--- EXCERPTED RECORDS ---
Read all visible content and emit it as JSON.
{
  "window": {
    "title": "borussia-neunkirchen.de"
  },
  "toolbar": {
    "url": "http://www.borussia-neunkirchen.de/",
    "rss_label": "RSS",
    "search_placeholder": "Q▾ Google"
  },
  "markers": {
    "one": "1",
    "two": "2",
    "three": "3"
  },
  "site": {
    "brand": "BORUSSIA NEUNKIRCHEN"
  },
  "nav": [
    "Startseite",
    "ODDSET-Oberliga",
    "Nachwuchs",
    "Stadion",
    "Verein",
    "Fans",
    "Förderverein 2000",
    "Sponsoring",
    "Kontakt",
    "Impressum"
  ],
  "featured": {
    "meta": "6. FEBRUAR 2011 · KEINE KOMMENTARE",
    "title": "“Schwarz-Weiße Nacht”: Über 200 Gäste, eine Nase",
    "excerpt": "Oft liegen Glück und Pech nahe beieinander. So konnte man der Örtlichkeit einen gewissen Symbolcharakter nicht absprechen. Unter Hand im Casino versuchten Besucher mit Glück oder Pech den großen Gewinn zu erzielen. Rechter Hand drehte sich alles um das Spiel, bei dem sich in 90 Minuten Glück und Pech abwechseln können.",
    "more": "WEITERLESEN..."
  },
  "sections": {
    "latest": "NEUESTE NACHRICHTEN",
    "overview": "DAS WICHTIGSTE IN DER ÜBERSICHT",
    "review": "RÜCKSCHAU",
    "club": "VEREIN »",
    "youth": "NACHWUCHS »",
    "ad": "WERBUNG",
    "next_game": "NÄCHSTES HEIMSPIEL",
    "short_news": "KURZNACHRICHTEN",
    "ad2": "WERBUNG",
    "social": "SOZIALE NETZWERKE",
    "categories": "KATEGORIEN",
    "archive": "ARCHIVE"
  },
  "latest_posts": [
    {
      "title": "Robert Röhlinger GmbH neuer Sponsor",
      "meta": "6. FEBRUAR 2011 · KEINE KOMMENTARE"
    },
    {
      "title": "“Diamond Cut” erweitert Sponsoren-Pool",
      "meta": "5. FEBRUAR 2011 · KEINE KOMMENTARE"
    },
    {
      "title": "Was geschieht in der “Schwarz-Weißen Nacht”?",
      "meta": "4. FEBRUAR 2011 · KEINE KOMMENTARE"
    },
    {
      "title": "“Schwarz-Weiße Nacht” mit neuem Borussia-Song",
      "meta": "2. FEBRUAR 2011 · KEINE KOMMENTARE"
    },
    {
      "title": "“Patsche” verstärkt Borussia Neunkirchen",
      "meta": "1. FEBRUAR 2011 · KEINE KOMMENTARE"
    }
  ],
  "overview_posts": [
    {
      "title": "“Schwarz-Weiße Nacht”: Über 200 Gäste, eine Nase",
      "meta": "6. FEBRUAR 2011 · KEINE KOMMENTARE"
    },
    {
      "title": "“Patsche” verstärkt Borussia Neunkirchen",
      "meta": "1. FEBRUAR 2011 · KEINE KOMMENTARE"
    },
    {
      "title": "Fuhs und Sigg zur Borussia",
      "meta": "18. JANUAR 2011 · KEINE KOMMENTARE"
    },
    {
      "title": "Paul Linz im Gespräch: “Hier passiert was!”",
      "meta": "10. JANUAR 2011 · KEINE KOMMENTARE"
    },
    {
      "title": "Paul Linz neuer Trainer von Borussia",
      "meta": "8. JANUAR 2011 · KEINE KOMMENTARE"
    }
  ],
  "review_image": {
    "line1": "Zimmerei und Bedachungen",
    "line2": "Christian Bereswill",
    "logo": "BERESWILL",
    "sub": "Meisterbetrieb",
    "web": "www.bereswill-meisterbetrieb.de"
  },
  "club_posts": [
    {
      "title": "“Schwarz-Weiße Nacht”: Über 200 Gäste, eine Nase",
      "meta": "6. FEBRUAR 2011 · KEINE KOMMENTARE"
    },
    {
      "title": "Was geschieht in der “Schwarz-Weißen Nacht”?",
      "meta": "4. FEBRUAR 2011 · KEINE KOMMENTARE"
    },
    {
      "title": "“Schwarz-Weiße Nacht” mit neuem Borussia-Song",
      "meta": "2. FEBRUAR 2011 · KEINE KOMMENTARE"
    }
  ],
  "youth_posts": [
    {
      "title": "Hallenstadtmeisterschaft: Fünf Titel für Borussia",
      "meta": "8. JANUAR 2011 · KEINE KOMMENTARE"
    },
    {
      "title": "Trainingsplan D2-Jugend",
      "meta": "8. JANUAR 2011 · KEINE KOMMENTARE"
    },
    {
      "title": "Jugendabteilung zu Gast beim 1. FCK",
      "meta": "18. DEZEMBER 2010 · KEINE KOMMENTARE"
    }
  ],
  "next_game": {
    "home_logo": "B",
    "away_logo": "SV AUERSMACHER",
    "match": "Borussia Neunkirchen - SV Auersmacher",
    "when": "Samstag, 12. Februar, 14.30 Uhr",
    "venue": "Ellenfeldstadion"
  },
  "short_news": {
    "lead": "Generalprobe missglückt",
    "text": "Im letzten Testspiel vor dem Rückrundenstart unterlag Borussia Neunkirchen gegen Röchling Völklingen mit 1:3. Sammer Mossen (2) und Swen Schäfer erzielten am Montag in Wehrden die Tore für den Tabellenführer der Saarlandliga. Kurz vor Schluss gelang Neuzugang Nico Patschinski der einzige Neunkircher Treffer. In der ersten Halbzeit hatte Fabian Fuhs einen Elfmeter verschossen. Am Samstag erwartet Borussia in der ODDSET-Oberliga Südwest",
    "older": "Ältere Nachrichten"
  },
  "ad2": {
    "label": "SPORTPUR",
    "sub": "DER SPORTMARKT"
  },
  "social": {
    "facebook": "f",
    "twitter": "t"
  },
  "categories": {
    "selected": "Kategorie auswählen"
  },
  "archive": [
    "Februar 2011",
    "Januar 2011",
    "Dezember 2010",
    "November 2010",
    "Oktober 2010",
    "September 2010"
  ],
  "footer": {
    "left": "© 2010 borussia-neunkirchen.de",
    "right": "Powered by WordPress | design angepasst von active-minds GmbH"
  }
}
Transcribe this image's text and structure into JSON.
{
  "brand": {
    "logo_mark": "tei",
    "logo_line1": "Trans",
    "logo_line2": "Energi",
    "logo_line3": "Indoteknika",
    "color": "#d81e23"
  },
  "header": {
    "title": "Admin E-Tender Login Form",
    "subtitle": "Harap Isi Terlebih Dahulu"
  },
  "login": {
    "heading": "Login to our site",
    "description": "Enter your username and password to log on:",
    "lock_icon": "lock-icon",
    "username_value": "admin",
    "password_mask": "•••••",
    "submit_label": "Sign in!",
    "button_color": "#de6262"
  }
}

--- TO BE DONE ---
Search the data above for the string "Oberliga" and return every line that has it.

--- OUTPUT BELOW ---
    "ODDSET-Oberliga",
    "text": "Im letzten Testspiel vor dem Rückrundenstart unterlag Borussia Neunkirchen gegen Röchling Völklingen mit 1:3. Sammer Mossen (2) und Swen Schäfer erzielten am Montag in Wehrden die Tore für den Tabellenführer der Saarlandliga. Kurz vor Schluss gelang Neuzugang Nico Patschinski der einzige Neunkircher Treffer. In der ersten Halbzeit hatte Fabian Fuhs einen Elfmeter verschossen. Am Samstag erwartet Borussia in der ODDSET-Oberliga Südwest",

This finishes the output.